>> START Entries
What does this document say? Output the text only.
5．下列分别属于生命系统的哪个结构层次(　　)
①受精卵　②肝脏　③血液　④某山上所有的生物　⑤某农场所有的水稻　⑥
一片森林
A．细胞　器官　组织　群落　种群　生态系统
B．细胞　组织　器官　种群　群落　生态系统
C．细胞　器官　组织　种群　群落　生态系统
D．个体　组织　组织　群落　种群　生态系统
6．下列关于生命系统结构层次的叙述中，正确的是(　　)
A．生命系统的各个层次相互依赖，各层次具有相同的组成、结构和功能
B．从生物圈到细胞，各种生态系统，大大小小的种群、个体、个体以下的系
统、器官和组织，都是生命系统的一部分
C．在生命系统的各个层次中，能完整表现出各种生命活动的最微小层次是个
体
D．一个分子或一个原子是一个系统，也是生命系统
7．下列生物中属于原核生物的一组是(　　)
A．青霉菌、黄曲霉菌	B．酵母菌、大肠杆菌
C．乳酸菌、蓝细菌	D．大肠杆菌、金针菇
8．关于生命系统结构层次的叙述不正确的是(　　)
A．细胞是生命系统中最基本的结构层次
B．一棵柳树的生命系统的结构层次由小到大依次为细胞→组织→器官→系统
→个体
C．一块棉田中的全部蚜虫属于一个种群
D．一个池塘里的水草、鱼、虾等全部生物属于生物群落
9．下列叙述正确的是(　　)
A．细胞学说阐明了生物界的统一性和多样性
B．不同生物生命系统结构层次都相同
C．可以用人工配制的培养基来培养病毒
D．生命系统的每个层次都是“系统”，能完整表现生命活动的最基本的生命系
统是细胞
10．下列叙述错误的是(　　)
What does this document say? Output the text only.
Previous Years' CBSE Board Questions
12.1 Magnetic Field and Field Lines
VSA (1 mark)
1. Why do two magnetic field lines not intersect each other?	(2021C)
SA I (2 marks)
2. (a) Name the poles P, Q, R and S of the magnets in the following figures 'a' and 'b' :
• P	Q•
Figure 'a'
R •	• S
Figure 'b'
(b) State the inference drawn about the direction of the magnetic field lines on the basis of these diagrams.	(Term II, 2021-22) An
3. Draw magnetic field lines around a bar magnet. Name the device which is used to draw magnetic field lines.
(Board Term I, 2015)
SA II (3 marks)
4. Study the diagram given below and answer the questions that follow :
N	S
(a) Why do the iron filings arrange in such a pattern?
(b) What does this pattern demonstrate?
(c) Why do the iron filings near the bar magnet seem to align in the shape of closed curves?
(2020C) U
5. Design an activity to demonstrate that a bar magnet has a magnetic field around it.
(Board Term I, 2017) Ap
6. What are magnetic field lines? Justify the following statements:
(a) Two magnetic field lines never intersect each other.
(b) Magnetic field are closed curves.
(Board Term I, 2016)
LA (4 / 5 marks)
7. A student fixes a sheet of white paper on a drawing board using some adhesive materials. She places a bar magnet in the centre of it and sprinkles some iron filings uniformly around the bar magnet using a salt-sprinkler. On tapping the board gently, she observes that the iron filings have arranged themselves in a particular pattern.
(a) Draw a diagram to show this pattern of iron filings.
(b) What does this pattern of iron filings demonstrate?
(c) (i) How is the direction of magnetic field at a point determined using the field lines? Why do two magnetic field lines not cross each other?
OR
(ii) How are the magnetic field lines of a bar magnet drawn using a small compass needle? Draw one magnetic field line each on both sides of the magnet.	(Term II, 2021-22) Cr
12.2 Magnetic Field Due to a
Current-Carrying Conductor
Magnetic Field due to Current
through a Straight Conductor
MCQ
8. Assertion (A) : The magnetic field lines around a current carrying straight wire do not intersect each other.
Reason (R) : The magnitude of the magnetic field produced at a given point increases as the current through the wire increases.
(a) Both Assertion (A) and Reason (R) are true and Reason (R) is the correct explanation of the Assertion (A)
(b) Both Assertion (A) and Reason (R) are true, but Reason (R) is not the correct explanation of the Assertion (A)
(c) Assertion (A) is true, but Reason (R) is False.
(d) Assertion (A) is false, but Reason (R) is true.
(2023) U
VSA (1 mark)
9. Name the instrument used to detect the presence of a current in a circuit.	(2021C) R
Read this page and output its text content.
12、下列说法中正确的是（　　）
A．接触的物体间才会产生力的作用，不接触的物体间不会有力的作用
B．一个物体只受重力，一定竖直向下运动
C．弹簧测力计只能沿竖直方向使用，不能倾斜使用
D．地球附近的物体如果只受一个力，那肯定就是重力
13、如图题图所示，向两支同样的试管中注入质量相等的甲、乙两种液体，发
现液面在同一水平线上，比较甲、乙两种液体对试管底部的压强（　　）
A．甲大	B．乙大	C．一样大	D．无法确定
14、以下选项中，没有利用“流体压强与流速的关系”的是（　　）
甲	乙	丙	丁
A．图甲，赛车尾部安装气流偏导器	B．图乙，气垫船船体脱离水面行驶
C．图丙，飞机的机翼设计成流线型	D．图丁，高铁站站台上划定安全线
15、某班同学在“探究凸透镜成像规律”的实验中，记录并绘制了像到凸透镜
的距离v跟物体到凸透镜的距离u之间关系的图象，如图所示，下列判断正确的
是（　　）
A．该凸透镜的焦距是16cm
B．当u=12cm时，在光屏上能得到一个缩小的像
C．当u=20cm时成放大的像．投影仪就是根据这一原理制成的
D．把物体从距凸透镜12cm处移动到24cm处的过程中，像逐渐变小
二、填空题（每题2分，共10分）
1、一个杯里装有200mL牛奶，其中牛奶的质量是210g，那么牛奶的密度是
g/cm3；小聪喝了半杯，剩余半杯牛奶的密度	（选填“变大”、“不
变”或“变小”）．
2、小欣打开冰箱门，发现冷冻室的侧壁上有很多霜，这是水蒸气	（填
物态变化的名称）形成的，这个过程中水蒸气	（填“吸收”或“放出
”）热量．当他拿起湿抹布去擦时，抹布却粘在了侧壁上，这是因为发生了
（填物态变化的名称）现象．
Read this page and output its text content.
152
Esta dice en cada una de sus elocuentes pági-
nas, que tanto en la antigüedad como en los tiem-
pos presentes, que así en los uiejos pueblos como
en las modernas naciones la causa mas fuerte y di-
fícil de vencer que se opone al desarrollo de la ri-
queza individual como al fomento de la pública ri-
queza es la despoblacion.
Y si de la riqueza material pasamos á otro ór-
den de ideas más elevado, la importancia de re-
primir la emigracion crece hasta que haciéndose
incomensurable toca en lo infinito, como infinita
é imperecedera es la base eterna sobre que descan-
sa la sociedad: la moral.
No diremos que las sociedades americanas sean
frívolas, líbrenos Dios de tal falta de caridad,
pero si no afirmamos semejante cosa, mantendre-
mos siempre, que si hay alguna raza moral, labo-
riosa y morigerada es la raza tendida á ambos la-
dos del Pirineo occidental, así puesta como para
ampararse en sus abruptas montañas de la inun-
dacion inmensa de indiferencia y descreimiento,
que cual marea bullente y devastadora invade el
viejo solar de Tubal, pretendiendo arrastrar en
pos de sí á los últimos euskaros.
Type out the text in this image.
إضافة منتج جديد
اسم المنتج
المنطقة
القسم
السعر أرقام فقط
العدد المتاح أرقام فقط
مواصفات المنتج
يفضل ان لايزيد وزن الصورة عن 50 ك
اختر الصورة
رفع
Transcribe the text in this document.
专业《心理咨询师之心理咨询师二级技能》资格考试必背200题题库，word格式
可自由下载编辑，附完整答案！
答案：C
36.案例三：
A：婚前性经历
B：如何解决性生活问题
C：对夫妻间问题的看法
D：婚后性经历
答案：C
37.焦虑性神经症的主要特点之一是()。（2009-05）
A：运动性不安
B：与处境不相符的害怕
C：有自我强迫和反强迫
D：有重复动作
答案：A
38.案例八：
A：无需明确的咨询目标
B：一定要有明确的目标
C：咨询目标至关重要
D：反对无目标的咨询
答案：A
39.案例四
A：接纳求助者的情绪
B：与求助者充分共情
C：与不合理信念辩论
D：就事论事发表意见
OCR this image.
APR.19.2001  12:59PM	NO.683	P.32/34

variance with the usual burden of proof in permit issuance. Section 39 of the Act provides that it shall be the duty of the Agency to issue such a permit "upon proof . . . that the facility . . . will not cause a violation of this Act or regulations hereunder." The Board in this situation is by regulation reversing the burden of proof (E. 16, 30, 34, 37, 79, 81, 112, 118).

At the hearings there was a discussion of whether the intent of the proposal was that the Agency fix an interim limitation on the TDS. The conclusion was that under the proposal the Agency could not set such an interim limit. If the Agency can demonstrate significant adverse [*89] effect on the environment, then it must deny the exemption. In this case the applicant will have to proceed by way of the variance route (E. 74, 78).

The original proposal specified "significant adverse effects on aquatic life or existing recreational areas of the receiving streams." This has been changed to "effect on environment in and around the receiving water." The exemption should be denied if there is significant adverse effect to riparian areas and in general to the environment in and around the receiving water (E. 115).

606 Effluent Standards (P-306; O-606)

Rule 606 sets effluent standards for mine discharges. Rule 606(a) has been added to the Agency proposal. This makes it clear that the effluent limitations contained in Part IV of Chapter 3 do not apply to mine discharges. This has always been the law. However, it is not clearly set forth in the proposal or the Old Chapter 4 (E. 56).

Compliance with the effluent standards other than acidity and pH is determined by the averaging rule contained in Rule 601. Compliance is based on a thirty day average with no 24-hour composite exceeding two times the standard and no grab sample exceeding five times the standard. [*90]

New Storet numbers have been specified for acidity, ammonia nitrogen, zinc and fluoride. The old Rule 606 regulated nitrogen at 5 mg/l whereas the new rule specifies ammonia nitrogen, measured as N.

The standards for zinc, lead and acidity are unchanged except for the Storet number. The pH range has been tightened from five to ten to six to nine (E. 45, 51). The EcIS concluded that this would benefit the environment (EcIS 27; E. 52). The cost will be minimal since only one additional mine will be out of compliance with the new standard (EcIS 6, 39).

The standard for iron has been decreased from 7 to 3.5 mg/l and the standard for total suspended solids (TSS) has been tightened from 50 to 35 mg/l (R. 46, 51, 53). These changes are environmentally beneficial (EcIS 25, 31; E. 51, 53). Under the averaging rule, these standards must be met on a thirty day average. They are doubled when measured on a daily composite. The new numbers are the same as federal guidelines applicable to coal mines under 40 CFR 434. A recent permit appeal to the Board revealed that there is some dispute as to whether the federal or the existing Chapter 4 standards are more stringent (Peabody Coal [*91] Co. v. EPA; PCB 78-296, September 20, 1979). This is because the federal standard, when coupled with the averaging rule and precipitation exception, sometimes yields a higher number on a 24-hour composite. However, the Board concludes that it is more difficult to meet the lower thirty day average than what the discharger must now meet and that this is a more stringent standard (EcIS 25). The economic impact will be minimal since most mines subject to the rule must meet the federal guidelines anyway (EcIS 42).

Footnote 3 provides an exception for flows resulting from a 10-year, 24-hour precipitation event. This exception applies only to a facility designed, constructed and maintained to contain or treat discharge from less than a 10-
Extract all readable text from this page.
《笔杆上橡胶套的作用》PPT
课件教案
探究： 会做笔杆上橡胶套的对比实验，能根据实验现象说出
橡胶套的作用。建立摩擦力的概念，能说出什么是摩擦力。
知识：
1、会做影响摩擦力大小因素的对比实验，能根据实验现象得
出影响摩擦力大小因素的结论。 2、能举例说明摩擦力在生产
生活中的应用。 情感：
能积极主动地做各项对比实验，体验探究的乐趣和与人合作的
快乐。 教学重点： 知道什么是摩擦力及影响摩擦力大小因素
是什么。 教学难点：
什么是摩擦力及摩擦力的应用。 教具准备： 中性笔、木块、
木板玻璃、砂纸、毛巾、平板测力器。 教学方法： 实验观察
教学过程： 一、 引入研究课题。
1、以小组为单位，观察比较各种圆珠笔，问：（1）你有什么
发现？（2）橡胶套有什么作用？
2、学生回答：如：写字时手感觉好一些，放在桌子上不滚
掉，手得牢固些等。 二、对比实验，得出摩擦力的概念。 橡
>> END Entries
## Your goal:
Search the lines above for the string "minimal" and copy each line that has it.

## Reply to the exercise:
The standards for zinc, lead and acidity are unchanged except for the Storet number. The pH range has been tightened from five to ten to six to nine (E. 45, 51). The EcIS concluded that this would benefit the environment (EcIS 27; E. 52). The cost will be minimal since only one additional mine will be out of compliance with the new standard (EcIS 6, 39).
The standard for iron has been decreased from 7 to 3.5 mg/l and the standard for total suspended solids (TSS) has been tightened from 50 to 35 mg/l (R. 46, 51, 53). These changes are environmentally beneficial (EcIS 25, 31; E. 51, 53). Under the averaging rule, these standards must be met on a thirty day average. They are doubled when measured on a daily composite. The new numbers are the same as federal guidelines applicable to coal mines under 40 CFR 434. A recent permit appeal to the Board revealed that there is some dispute as to whether the federal or the existing Chapter 4 standards are more stringent (Peabody Coal [*91] Co. v. EPA; PCB 78-296, September 20, 1979). This is because the federal standard, when coupled with the averaging rule and precipitation exception, sometimes yields a higher number on a 24-hour composite. However, the Board concludes that it is more difficult to meet the lower thirty day average than what the discharger must now meet and that this is a more stringent standard (EcIS 25). The economic impact will be minimal since most mines subject to the rule must meet the federal guidelines anyway (EcIS 42).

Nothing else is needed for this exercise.